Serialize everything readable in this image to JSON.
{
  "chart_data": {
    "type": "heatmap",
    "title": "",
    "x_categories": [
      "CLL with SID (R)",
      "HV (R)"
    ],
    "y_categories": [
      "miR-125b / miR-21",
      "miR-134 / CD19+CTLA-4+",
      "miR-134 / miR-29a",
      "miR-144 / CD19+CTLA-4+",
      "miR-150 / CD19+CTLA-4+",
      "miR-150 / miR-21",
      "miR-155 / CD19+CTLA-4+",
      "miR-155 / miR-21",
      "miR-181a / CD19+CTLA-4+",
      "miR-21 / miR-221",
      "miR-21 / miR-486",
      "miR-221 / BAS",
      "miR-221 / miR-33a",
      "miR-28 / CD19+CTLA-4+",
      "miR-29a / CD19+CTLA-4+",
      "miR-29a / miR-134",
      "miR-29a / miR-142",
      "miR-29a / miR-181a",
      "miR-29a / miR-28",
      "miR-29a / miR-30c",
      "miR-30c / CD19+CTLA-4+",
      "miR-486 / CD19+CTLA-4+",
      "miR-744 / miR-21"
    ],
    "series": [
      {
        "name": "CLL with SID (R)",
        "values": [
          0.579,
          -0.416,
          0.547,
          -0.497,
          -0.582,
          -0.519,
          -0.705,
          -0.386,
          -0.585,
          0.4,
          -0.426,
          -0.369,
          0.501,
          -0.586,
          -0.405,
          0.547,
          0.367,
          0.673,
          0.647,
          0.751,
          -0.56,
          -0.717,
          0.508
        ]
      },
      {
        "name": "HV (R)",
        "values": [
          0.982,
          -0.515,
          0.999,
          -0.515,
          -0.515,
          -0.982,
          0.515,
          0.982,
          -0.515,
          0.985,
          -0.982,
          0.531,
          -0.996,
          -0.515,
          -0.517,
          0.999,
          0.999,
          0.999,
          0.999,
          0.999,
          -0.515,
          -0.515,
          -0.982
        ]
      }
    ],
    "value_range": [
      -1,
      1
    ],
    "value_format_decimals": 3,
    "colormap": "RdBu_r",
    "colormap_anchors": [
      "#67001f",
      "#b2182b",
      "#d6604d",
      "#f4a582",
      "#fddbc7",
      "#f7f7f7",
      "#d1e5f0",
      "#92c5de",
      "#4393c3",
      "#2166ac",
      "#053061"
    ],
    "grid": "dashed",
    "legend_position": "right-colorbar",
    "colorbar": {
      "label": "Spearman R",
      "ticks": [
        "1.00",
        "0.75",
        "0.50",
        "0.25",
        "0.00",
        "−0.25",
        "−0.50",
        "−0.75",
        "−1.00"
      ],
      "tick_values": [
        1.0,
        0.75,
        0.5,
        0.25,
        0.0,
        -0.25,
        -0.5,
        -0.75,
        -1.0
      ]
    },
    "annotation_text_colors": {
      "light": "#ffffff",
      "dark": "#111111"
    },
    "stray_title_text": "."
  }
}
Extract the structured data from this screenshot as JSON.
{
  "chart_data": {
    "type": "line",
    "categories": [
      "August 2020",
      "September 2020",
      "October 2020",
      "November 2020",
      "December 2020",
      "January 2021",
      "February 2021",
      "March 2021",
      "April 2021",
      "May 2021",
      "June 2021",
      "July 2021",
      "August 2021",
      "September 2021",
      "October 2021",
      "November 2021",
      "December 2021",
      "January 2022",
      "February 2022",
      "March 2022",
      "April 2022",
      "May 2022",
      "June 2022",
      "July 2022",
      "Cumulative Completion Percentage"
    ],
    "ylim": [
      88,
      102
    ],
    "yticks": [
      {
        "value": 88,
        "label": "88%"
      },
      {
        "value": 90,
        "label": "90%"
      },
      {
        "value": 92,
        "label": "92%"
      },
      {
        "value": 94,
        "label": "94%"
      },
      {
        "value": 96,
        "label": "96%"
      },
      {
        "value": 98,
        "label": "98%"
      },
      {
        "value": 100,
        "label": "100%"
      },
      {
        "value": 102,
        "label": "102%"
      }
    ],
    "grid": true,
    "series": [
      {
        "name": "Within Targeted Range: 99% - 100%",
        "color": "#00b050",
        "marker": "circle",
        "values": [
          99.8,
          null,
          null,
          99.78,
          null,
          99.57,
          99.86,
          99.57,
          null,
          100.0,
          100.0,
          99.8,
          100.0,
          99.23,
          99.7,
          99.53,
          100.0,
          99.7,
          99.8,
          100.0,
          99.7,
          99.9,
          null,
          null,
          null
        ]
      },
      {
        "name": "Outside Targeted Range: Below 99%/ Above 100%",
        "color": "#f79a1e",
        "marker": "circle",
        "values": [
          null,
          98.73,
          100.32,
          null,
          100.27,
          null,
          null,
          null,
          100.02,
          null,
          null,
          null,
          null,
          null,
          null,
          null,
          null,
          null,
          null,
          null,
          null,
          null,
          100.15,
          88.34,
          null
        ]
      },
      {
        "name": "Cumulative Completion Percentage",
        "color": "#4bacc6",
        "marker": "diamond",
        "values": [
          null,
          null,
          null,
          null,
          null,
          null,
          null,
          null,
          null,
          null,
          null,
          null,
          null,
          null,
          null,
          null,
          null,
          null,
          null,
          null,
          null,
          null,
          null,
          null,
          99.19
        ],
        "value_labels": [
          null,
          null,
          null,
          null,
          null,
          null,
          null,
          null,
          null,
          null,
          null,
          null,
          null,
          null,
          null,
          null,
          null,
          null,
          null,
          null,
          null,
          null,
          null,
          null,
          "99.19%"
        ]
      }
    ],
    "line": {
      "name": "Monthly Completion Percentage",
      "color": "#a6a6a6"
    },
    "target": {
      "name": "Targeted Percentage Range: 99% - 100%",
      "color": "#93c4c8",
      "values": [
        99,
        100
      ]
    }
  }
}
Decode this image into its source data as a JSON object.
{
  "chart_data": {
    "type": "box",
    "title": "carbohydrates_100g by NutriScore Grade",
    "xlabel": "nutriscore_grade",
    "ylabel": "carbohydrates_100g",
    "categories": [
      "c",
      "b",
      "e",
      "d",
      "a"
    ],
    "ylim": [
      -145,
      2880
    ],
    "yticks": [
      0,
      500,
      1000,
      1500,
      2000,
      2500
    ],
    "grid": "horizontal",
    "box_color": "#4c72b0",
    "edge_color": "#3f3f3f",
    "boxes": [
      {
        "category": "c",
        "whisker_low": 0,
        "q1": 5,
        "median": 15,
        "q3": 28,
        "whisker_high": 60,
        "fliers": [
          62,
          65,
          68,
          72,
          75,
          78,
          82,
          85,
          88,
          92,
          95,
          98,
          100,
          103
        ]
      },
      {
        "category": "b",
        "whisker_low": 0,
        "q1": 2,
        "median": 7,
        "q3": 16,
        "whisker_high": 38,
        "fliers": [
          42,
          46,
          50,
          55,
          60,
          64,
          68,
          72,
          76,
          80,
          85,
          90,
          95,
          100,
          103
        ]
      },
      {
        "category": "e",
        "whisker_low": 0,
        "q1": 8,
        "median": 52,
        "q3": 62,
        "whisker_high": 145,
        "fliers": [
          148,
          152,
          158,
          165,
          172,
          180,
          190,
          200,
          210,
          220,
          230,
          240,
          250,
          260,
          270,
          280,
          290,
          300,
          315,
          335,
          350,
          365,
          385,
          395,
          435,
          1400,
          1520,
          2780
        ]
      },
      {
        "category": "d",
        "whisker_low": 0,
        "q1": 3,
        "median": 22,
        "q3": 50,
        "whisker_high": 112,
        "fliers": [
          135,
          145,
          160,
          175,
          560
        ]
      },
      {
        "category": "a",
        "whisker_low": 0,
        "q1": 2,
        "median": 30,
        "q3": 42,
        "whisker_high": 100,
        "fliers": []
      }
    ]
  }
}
++++++
* GIVEN TASK
Wherever "colorbar" shows up in a line, copy that line.

* RESPONSE FOR THIS EXERCISE
    "legend_position": "right-colorbar",
    "colorbar": {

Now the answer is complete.